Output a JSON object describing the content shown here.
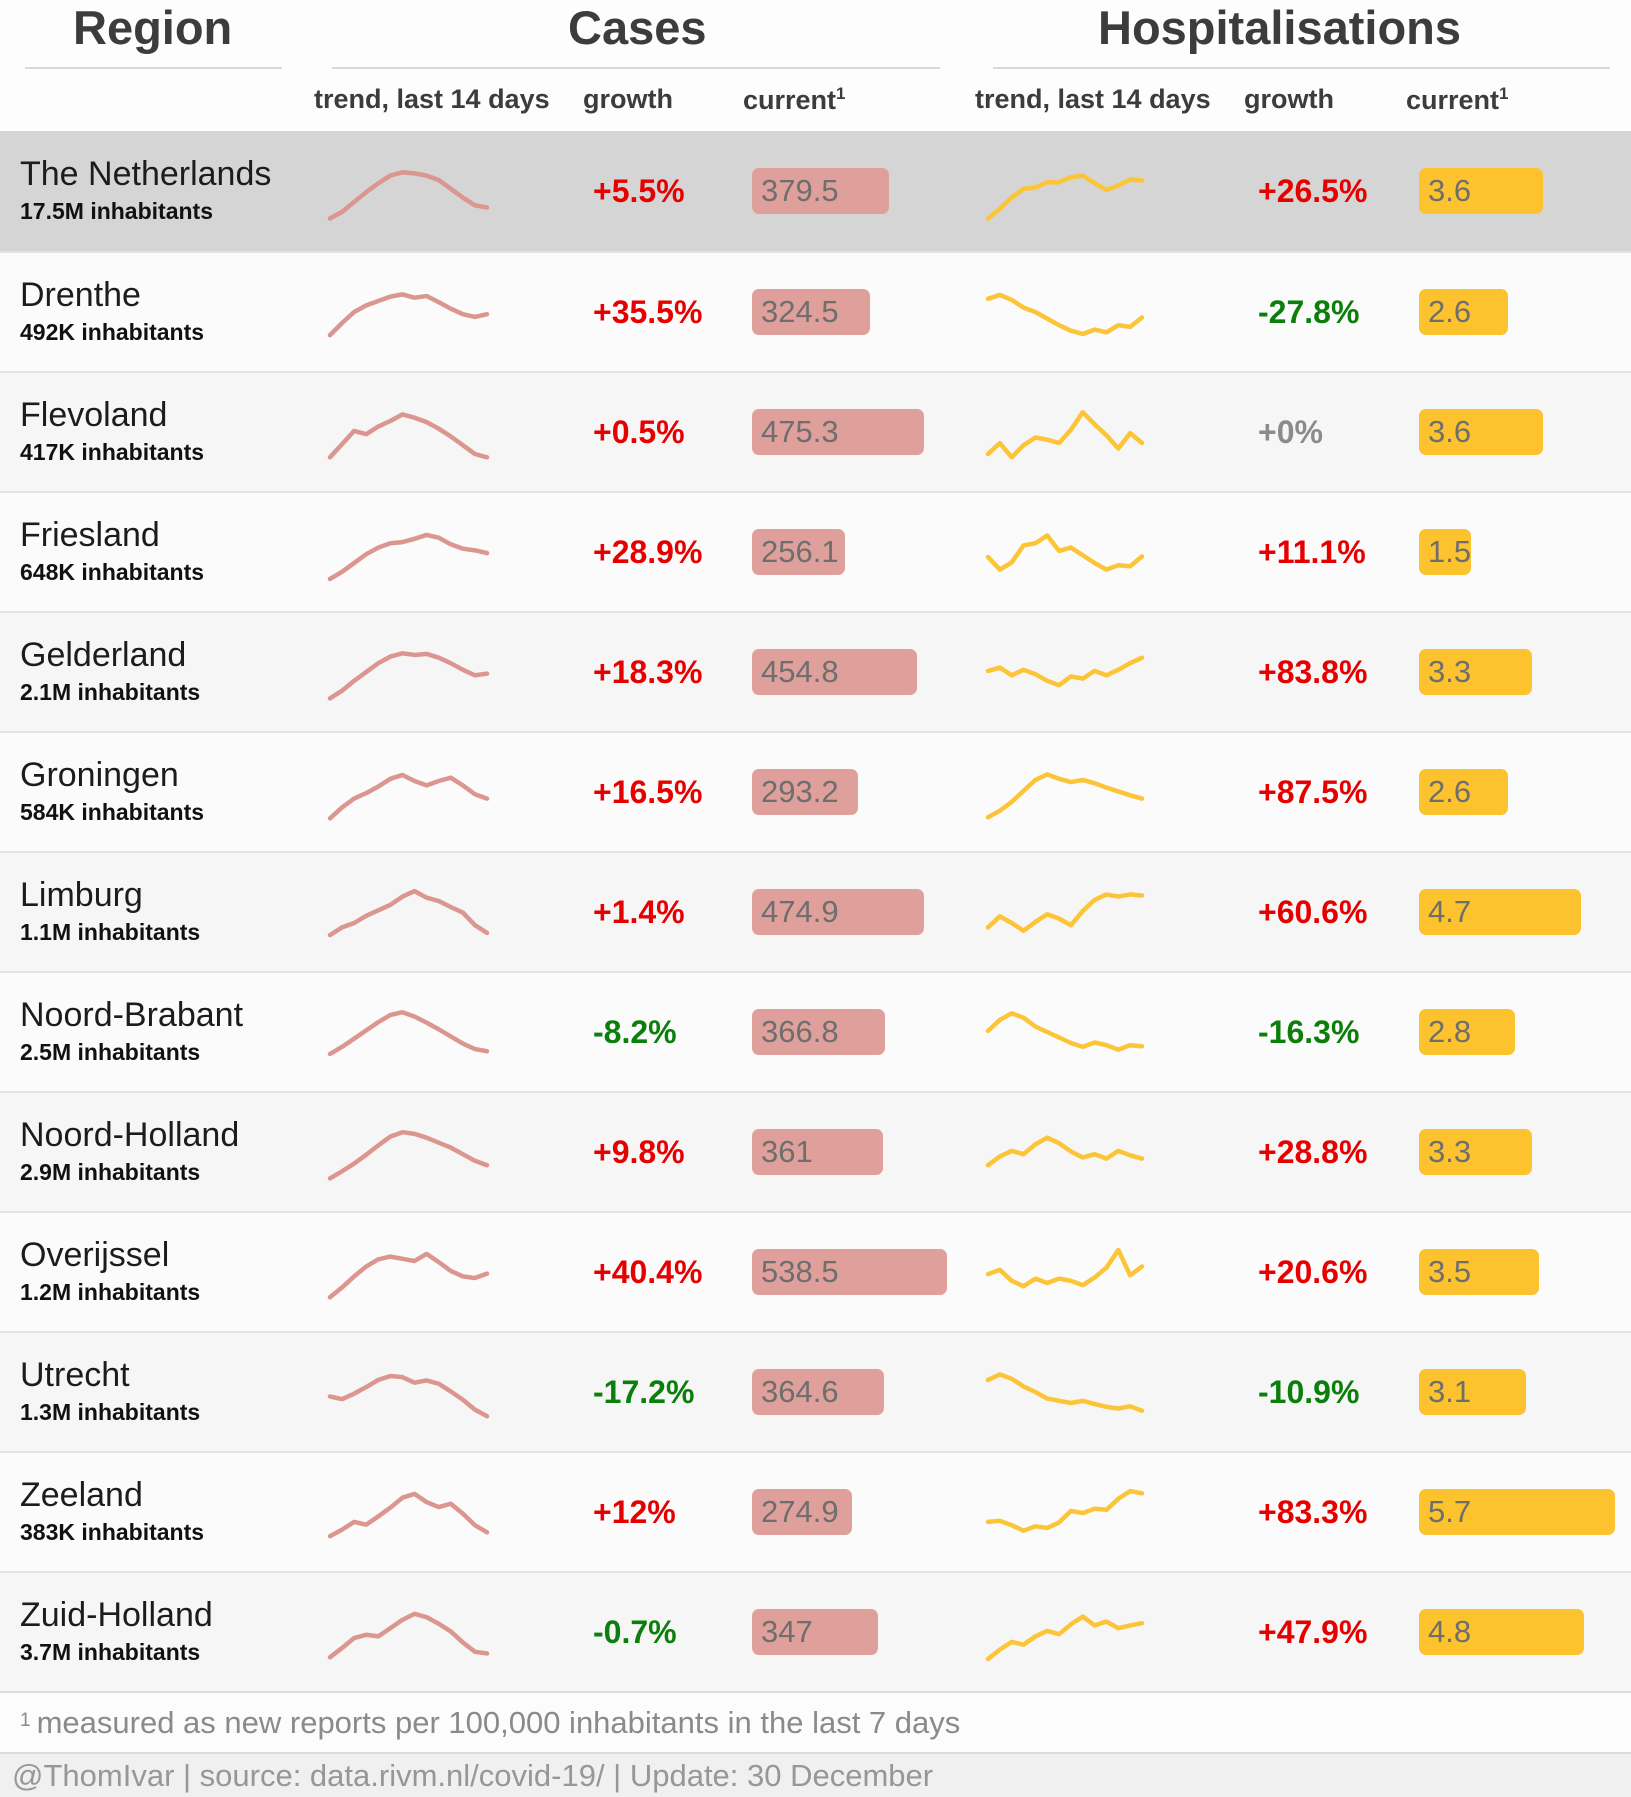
{
  "header": {
    "region_title": "Region",
    "cases_title": "Cases",
    "hosp_title": "Hospitalisations",
    "sub": {
      "trend": "trend, last 14 days",
      "growth": "growth",
      "current": "current",
      "current_sup": "1"
    }
  },
  "footnote": {
    "sup": "1",
    "text": "measured as new reports per 100,000 inhabitants in the last 7 days"
  },
  "credit": "@ThomIvar | source: data.rivm.nl/covid-19/ | Update: 30 December",
  "colors": {
    "cases_accent": "#db968f",
    "cases_bar": "#dfa09b",
    "hosp_accent": "#fcc437",
    "hosp_bar": "#fcc32e",
    "growth_up": "#e70000",
    "growth_down": "#0b7e0b",
    "growth_flat": "#8b8b8b",
    "highlight_row": "#d5d5d5"
  },
  "chart_data": {
    "type": "table",
    "sections": [
      "Region",
      "Cases",
      "Hospitalisations"
    ],
    "columns": [
      "region",
      "inhabitants",
      "cases trend last 14 days",
      "cases growth",
      "cases current (per 100,000, last 7 days)",
      "hospitalisations trend last 14 days",
      "hospitalisations growth",
      "hospitalisations current (per 100,000, last 7 days)"
    ],
    "sparkline_note": "14 daily points per trend, values normalized 0-100",
    "rows": [
      {
        "region": "The Netherlands",
        "inhabitants": "17.5M inhabitants",
        "highlight": true,
        "cases_growth": "+5.5%",
        "cases_growth_color": "red",
        "cases_current": "379.5",
        "hosp_growth": "+26.5%",
        "hosp_growth_color": "red",
        "hosp_current": "3.6",
        "cases_spark": [
          4,
          16,
          34,
          52,
          68,
          82,
          88,
          86,
          82,
          74,
          58,
          42,
          28,
          24
        ],
        "hosp_spark": [
          4,
          22,
          42,
          58,
          60,
          70,
          70,
          79,
          82,
          68,
          56,
          64,
          75,
          73
        ]
      },
      {
        "region": "Drenthe",
        "inhabitants": "492K inhabitants",
        "highlight": false,
        "cases_growth": "+35.5%",
        "cases_growth_color": "red",
        "cases_current": "324.5",
        "hosp_growth": "-27.8%",
        "hosp_growth_color": "green",
        "hosp_current": "2.6",
        "cases_spark": [
          12,
          34,
          54,
          66,
          74,
          82,
          86,
          80,
          83,
          72,
          60,
          50,
          45,
          50
        ],
        "hosp_spark": [
          78,
          85,
          76,
          62,
          54,
          42,
          30,
          20,
          14,
          22,
          17,
          30,
          27,
          44
        ]
      },
      {
        "region": "Flevoland",
        "inhabitants": "417K inhabitants",
        "highlight": false,
        "cases_growth": "+0.5%",
        "cases_growth_color": "red",
        "cases_current": "475.3",
        "hosp_growth": "+0%",
        "hosp_growth_color": "gray",
        "hosp_current": "3.6",
        "cases_spark": [
          8,
          32,
          56,
          50,
          64,
          74,
          86,
          80,
          72,
          60,
          46,
          30,
          14,
          8
        ],
        "hosp_spark": [
          14,
          34,
          8,
          30,
          44,
          40,
          34,
          58,
          90,
          68,
          48,
          24,
          52,
          34
        ]
      },
      {
        "region": "Friesland",
        "inhabitants": "648K inhabitants",
        "highlight": false,
        "cases_growth": "+28.9%",
        "cases_growth_color": "red",
        "cases_current": "256.1",
        "hosp_growth": "+11.1%",
        "hosp_growth_color": "red",
        "hosp_current": "1.5",
        "cases_spark": [
          5,
          18,
          34,
          50,
          62,
          70,
          72,
          78,
          85,
          80,
          68,
          60,
          57,
          52
        ],
        "hosp_spark": [
          45,
          22,
          35,
          66,
          70,
          84,
          56,
          62,
          48,
          34,
          22,
          30,
          28,
          46
        ]
      },
      {
        "region": "Gelderland",
        "inhabitants": "2.1M inhabitants",
        "highlight": false,
        "cases_growth": "+18.3%",
        "cases_growth_color": "red",
        "cases_current": "454.8",
        "hosp_growth": "+83.8%",
        "hosp_growth_color": "red",
        "hosp_current": "3.3",
        "cases_spark": [
          6,
          20,
          38,
          54,
          70,
          82,
          88,
          85,
          87,
          80,
          70,
          58,
          48,
          51
        ],
        "hosp_spark": [
          56,
          62,
          48,
          58,
          50,
          38,
          30,
          46,
          42,
          56,
          48,
          58,
          70,
          80
        ]
      },
      {
        "region": "Groningen",
        "inhabitants": "584K inhabitants",
        "highlight": false,
        "cases_growth": "+16.5%",
        "cases_growth_color": "red",
        "cases_current": "293.2",
        "hosp_growth": "+87.5%",
        "hosp_growth_color": "red",
        "hosp_current": "2.6",
        "cases_spark": [
          6,
          26,
          42,
          52,
          64,
          78,
          85,
          74,
          66,
          74,
          80,
          66,
          50,
          42
        ],
        "hosp_spark": [
          8,
          20,
          36,
          56,
          76,
          86,
          78,
          72,
          76,
          70,
          62,
          55,
          48,
          42
        ]
      },
      {
        "region": "Limburg",
        "inhabitants": "1.1M inhabitants",
        "highlight": false,
        "cases_growth": "+1.4%",
        "cases_growth_color": "red",
        "cases_current": "474.9",
        "hosp_growth": "+60.6%",
        "hosp_growth_color": "red",
        "hosp_current": "4.7",
        "cases_spark": [
          12,
          26,
          34,
          47,
          57,
          67,
          82,
          92,
          80,
          74,
          63,
          53,
          30,
          16
        ],
        "hosp_spark": [
          26,
          46,
          34,
          20,
          36,
          50,
          42,
          30,
          56,
          76,
          86,
          82,
          86,
          84
        ]
      },
      {
        "region": "Noord-Brabant",
        "inhabitants": "2.5M inhabitants",
        "highlight": false,
        "cases_growth": "-8.2%",
        "cases_growth_color": "green",
        "cases_current": "366.8",
        "hosp_growth": "-16.3%",
        "hosp_growth_color": "green",
        "hosp_current": "2.8",
        "cases_spark": [
          14,
          27,
          42,
          57,
          72,
          85,
          90,
          82,
          71,
          59,
          46,
          33,
          23,
          19
        ],
        "hosp_spark": [
          56,
          76,
          88,
          80,
          64,
          54,
          44,
          34,
          27,
          35,
          30,
          22,
          30,
          28
        ]
      },
      {
        "region": "Noord-Holland",
        "inhabitants": "2.9M inhabitants",
        "highlight": false,
        "cases_growth": "+9.8%",
        "cases_growth_color": "red",
        "cases_current": "361",
        "hosp_growth": "+28.8%",
        "hosp_growth_color": "red",
        "hosp_current": "3.3",
        "cases_spark": [
          6,
          19,
          33,
          49,
          66,
          82,
          90,
          87,
          80,
          71,
          62,
          50,
          38,
          30
        ],
        "hosp_spark": [
          30,
          46,
          56,
          50,
          68,
          80,
          70,
          55,
          44,
          50,
          42,
          56,
          48,
          42
        ]
      },
      {
        "region": "Overijssel",
        "inhabitants": "1.2M inhabitants",
        "highlight": false,
        "cases_growth": "+40.4%",
        "cases_growth_color": "red",
        "cases_current": "538.5",
        "hosp_growth": "+20.6%",
        "hosp_growth_color": "red",
        "hosp_current": "3.5",
        "cases_spark": [
          8,
          26,
          46,
          64,
          77,
          82,
          78,
          74,
          87,
          72,
          56,
          46,
          43,
          51
        ],
        "hosp_spark": [
          50,
          58,
          38,
          28,
          42,
          34,
          42,
          38,
          30,
          44,
          62,
          94,
          48,
          64
        ]
      },
      {
        "region": "Utrecht",
        "inhabitants": "1.3M inhabitants",
        "highlight": false,
        "cases_growth": "-17.2%",
        "cases_growth_color": "green",
        "cases_current": "364.6",
        "hosp_growth": "-10.9%",
        "hosp_growth_color": "green",
        "hosp_current": "3.1",
        "cases_spark": [
          46,
          41,
          51,
          63,
          76,
          83,
          81,
          71,
          75,
          69,
          55,
          40,
          22,
          10
        ],
        "hosp_spark": [
          76,
          86,
          78,
          64,
          54,
          42,
          38,
          34,
          38,
          32,
          27,
          24,
          28,
          20
        ]
      },
      {
        "region": "Zeeland",
        "inhabitants": "383K inhabitants",
        "highlight": false,
        "cases_growth": "+12%",
        "cases_growth_color": "red",
        "cases_current": "274.9",
        "hosp_growth": "+83.3%",
        "hosp_growth_color": "red",
        "hosp_current": "5.7",
        "cases_spark": [
          10,
          22,
          36,
          31,
          46,
          62,
          80,
          87,
          72,
          63,
          69,
          51,
          30,
          17
        ],
        "hosp_spark": [
          36,
          38,
          30,
          20,
          28,
          25,
          35,
          56,
          52,
          60,
          58,
          78,
          92,
          88
        ]
      },
      {
        "region": "Zuid-Holland",
        "inhabitants": "3.7M inhabitants",
        "highlight": false,
        "cases_growth": "-0.7%",
        "cases_growth_color": "green",
        "cases_current": "347",
        "hosp_growth": "+47.9%",
        "hosp_growth_color": "red",
        "hosp_current": "4.8",
        "cases_spark": [
          8,
          25,
          43,
          49,
          46,
          61,
          76,
          87,
          81,
          69,
          55,
          35,
          18,
          15
        ],
        "hosp_spark": [
          5,
          22,
          36,
          31,
          46,
          56,
          50,
          68,
          82,
          66,
          73,
          61,
          66,
          70
        ]
      }
    ]
  }
}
#####
WORK INSTRUCTIONS: Gather each line in these records that contains the string "last".

SOLUTION FOR THIS TASK:
      "trend": "trend, last 14 days",
    "text": "measured as new reports per 100,000 inhabitants in the last 7 days"
      "cases trend last 14 days",
      "cases current (per 100,000, last 7 days)",
      "hospitalisations trend last 14 days",
      "hospitalisations current (per 100,000, last 7 days)"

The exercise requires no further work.